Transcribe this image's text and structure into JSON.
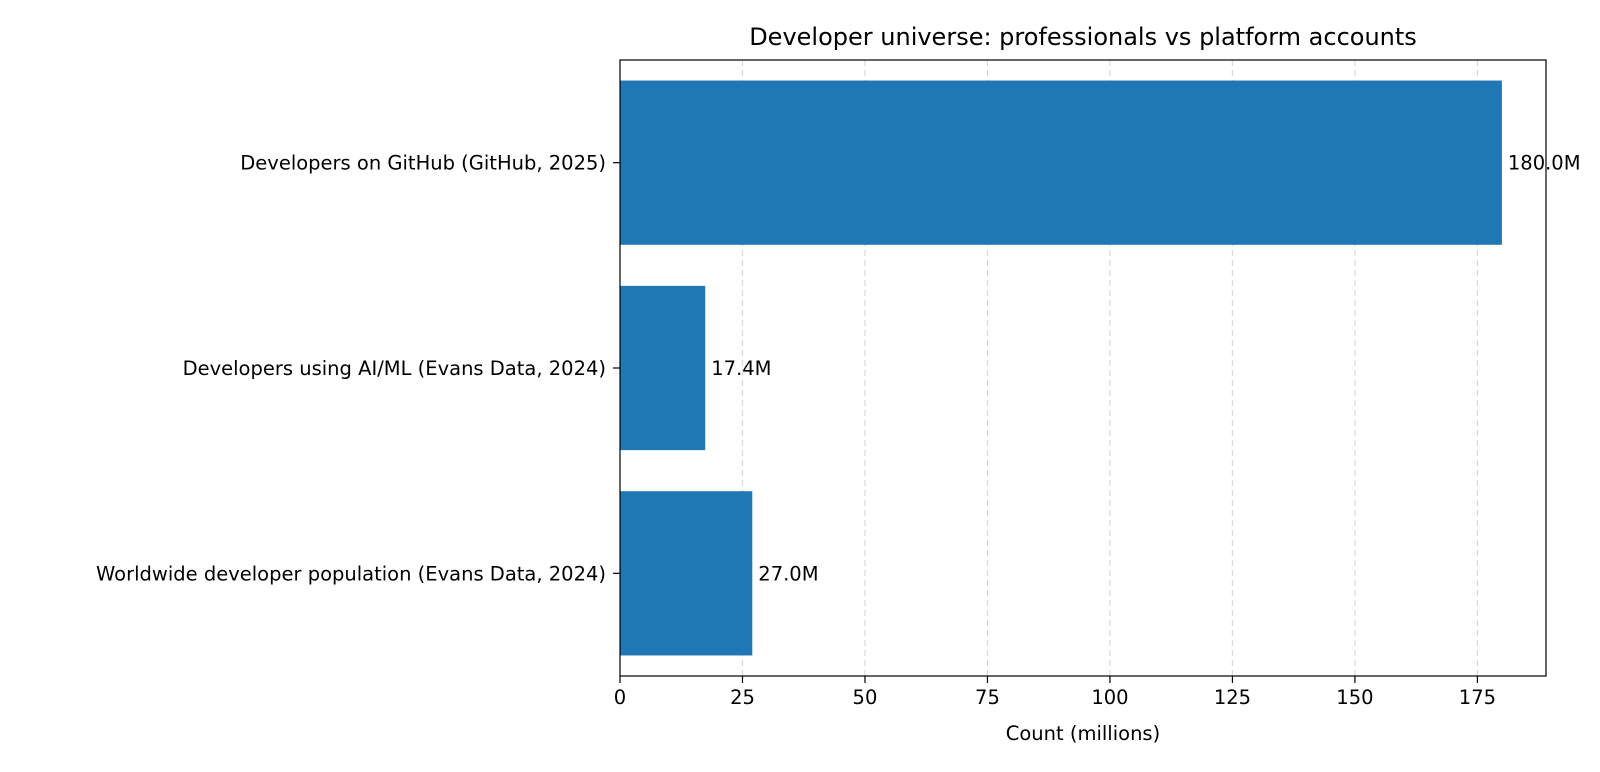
{
  "chart_data": {
    "type": "bar",
    "orientation": "horizontal",
    "title": "Developer universe: professionals vs platform accounts",
    "xlabel": "Count (millions)",
    "ylabel": "",
    "xlim": [
      0,
      189
    ],
    "xticks": [
      0,
      25,
      50,
      75,
      100,
      125,
      150,
      175
    ],
    "grid": "x-dashed",
    "bar_color": "#1f77b4",
    "categories": [
      "Developers on GitHub (GitHub, 2025)",
      "Developers using AI/ML (Evans Data, 2024)",
      "Worldwide developer population (Evans Data, 2024)"
    ],
    "values": [
      180.0,
      17.4,
      27.0
    ],
    "data_labels": [
      "180.0M",
      "17.4M",
      "27.0M"
    ]
  }
}
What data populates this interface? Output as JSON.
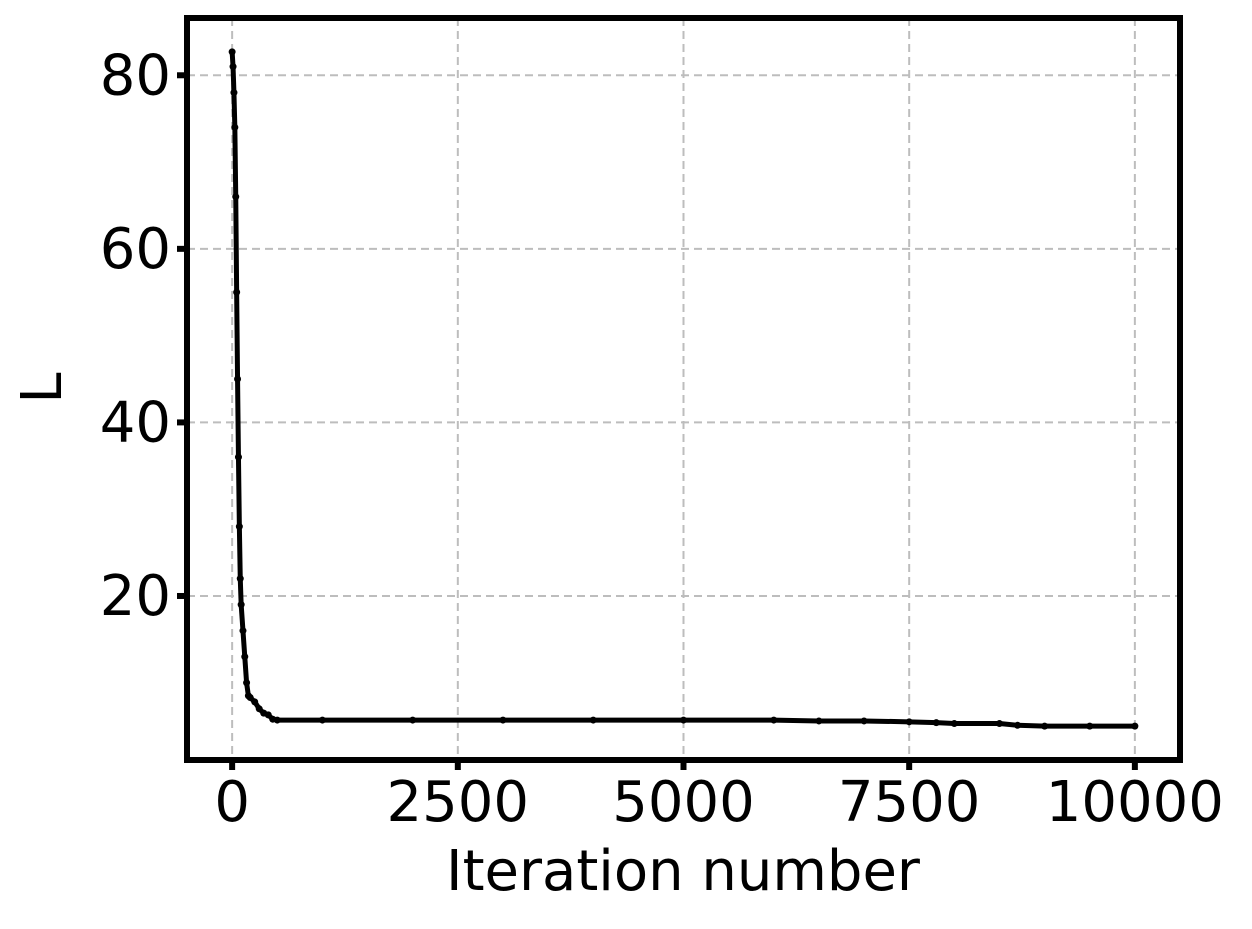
=======
STATED PROBLEM = Count the lines of the listing above that include the word "Evans" and state the total with nothing else.

TASK RESULT = 2